▶ _Required work_
Look below for the line with "Output a JSON", and from there restate every line word for word until the entries end.

-- Start --

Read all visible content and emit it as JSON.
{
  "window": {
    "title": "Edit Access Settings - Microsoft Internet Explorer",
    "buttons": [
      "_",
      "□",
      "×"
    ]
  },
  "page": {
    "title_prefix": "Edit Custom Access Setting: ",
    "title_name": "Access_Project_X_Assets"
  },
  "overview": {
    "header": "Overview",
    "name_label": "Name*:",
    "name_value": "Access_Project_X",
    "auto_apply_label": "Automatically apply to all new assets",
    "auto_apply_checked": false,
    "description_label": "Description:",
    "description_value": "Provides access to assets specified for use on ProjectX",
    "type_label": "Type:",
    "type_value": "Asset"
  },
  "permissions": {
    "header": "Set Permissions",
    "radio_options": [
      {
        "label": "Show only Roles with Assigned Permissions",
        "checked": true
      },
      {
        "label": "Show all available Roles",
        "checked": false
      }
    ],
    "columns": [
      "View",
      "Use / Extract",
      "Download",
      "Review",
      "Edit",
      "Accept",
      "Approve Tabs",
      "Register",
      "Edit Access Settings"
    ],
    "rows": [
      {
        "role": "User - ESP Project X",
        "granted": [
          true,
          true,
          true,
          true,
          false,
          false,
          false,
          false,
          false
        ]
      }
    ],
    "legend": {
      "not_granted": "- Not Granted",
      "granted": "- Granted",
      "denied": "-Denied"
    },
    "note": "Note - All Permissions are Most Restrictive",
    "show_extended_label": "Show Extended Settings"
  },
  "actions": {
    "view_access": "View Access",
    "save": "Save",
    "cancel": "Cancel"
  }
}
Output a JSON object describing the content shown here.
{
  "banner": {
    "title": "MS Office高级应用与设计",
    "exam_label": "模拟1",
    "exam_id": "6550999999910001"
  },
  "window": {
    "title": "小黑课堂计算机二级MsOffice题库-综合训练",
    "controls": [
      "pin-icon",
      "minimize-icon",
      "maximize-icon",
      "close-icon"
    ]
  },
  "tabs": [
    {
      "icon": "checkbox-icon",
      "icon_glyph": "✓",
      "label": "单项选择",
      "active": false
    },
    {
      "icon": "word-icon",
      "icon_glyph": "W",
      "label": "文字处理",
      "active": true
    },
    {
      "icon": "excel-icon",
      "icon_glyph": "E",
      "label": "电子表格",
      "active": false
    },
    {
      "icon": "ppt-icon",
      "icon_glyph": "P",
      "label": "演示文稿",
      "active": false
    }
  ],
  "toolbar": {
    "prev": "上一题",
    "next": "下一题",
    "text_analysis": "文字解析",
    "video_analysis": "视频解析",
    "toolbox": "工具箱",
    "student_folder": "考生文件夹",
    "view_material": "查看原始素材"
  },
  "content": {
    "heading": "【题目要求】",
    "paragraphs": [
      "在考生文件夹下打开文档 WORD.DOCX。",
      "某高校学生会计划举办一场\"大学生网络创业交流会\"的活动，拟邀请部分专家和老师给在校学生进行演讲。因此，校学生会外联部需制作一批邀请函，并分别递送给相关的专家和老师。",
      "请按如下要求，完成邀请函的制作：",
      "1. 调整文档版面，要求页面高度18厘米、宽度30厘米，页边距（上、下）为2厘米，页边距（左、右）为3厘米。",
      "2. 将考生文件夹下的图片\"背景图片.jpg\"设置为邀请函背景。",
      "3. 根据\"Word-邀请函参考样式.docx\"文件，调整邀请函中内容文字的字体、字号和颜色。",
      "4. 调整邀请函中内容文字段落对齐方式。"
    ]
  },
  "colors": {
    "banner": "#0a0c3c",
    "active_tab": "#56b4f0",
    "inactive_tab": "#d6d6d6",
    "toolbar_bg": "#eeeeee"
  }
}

-- End --

▶ _Written solution_
Output a JSON object describing the content shown here.
{
  "banner": {
    "title": "MS Office高级应用与设计",
    "exam_label": "模拟1",
    "exam_id": "6550999999910001"
  },
  "window": {
    "title": "小黑课堂计算机二级MsOffice题库-综合训练",
    "controls": [
      "pin-icon",
      "minimize-icon",
      "maximize-icon",
      "close-icon"
    ]
  },
  "tabs": [
    {
      "icon": "checkbox-icon",
      "icon_glyph": "✓",
      "label": "单项选择",
      "active": false
    },
    {
      "icon": "word-icon",
      "icon_glyph": "W",
      "label": "文字处理",
      "active": true
    },
    {
      "icon": "excel-icon",
      "icon_glyph": "E",
      "label": "电子表格",
      "active": false
    },
    {
      "icon": "ppt-icon",
      "icon_glyph": "P",
      "label": "演示文稿",
      "active": false
    }
  ],
  "toolbar": {
    "prev": "上一题",
    "next": "下一题",
    "text_analysis": "文字解析",
    "video_analysis": "视频解析",
    "toolbox": "工具箱",
    "student_folder": "考生文件夹",
    "view_material": "查看原始素材"
  },
  "content": {
    "heading": "【题目要求】",
    "paragraphs": [
      "在考生文件夹下打开文档 WORD.DOCX。",
      "某高校学生会计划举办一场\"大学生网络创业交流会\"的活动，拟邀请部分专家和老师给在校学生进行演讲。因此，校学生会外联部需制作一批邀请函，并分别递送给相关的专家和老师。",
      "请按如下要求，完成邀请函的制作：",
      "1. 调整文档版面，要求页面高度18厘米、宽度30厘米，页边距（上、下）为2厘米，页边距（左、右）为3厘米。",
      "2. 将考生文件夹下的图片\"背景图片.jpg\"设置为邀请函背景。",
      "3. 根据\"Word-邀请函参考样式.docx\"文件，调整邀请函中内容文字的字体、字号和颜色。",
      "4. 调整邀请函中内容文字段落对齐方式。"
    ]
  },
  "colors": {
    "banner": "#0a0c3c",
    "active_tab": "#56b4f0",
    "inactive_tab": "#d6d6d6",
    "toolbar_bg": "#eeeeee"
  }
}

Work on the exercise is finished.